Exercise description: Each line that contains the string "County" counts once; report how many such lines appear in the data, as a number only.

■ ■ ■ ■

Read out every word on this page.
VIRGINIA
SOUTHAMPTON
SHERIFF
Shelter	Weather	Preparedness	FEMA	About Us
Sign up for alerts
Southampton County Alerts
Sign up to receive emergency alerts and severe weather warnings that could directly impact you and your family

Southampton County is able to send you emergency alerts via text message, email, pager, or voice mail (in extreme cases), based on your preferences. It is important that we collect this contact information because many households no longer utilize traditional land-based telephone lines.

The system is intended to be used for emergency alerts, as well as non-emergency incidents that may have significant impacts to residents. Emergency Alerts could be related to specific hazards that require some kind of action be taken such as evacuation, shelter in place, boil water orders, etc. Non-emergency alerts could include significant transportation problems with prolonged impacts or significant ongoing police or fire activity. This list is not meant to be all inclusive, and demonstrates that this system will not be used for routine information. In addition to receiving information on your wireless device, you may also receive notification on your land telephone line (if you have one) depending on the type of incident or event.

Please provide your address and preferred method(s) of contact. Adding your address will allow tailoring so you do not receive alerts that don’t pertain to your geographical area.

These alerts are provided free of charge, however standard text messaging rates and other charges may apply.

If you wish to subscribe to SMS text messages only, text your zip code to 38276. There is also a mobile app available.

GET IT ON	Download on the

■ ■ ■ ■

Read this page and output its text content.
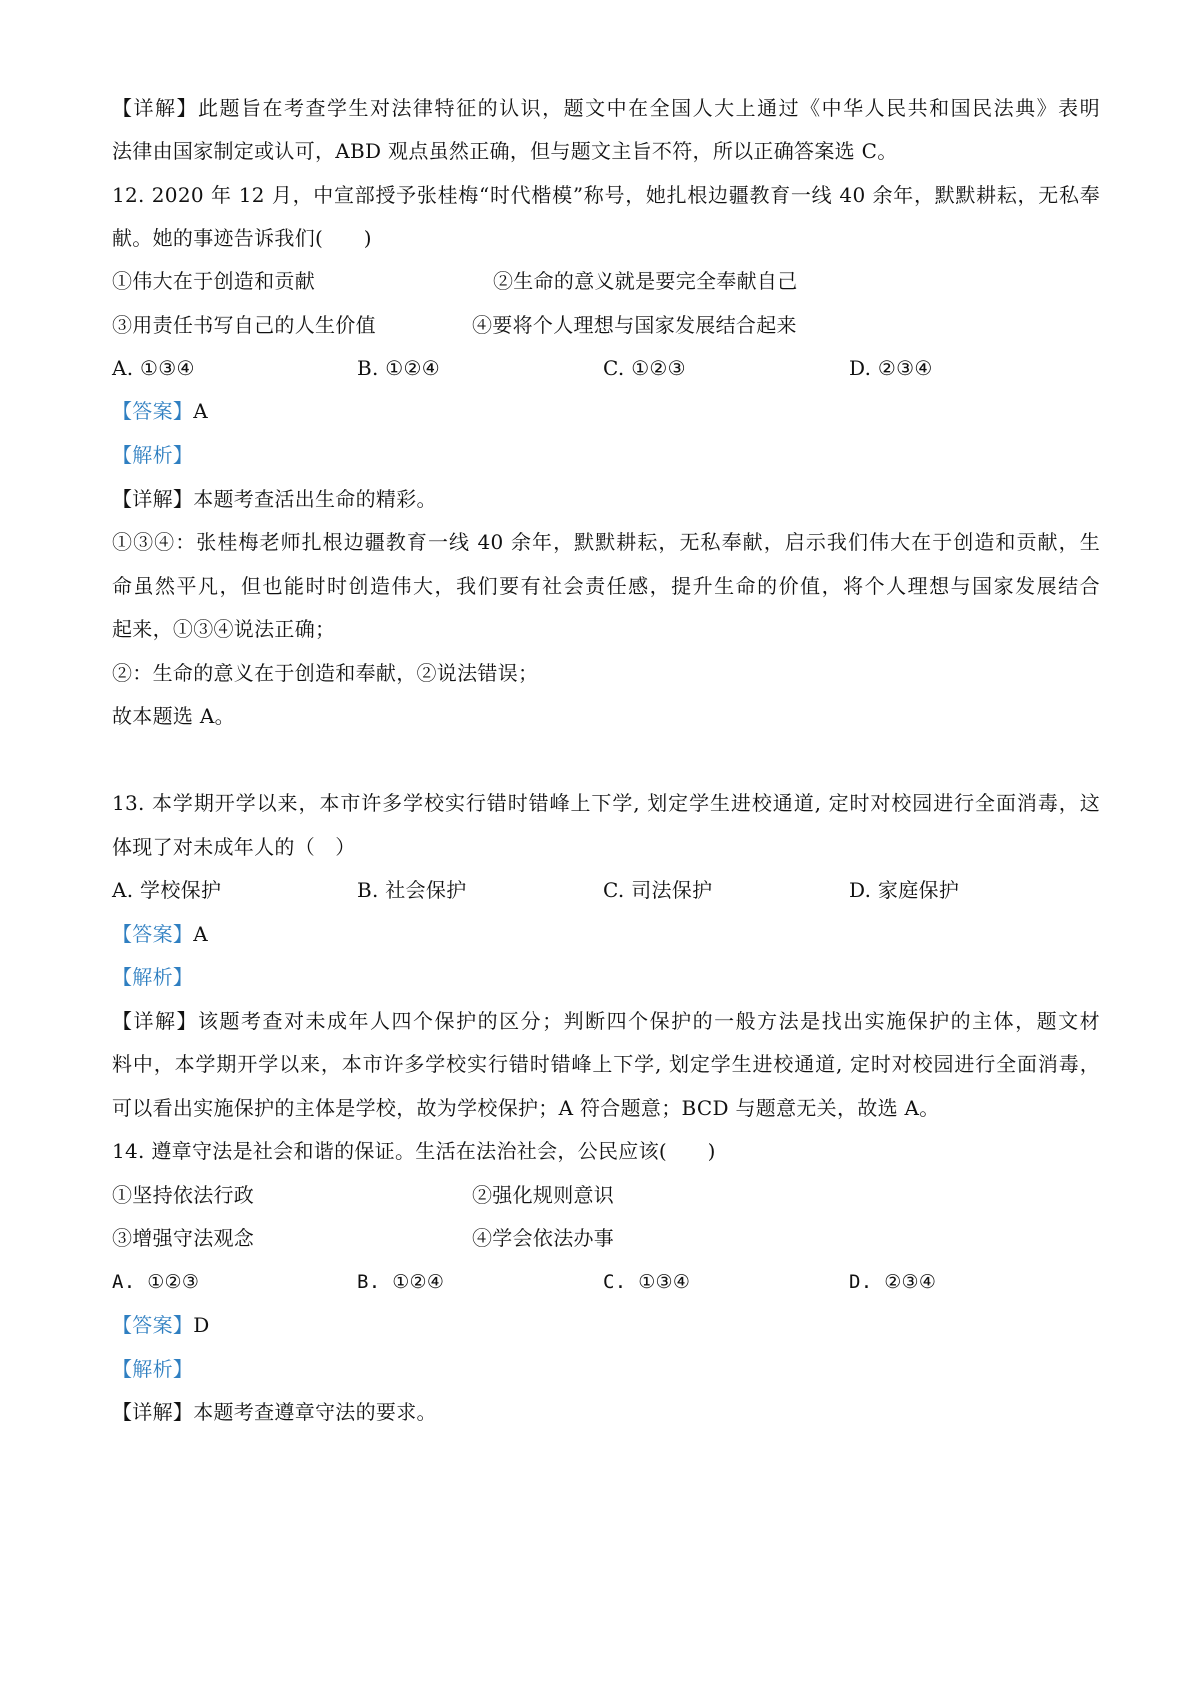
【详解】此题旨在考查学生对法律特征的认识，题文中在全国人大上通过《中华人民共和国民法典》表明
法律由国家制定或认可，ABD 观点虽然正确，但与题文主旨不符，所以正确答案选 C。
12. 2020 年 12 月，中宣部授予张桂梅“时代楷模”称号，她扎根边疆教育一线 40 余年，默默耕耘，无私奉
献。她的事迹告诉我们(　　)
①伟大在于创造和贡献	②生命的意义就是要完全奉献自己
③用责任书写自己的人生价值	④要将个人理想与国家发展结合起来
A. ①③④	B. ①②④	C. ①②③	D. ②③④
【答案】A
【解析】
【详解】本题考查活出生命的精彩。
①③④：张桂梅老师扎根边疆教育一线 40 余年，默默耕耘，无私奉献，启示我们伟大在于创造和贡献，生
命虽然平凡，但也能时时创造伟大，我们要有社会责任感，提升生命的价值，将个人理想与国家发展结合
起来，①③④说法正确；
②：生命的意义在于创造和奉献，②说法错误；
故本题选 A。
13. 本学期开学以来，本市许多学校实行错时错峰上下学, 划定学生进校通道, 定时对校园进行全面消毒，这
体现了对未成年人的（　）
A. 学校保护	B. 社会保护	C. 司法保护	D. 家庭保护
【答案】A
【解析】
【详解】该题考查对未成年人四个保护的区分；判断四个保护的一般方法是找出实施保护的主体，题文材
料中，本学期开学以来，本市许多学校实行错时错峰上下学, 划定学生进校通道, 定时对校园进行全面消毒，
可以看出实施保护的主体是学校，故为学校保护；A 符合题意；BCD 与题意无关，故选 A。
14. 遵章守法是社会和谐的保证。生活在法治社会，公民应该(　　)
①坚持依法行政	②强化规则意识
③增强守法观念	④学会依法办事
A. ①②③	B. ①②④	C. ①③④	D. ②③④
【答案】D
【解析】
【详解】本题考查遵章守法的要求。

■ ■ ■ ■

Complete output: 2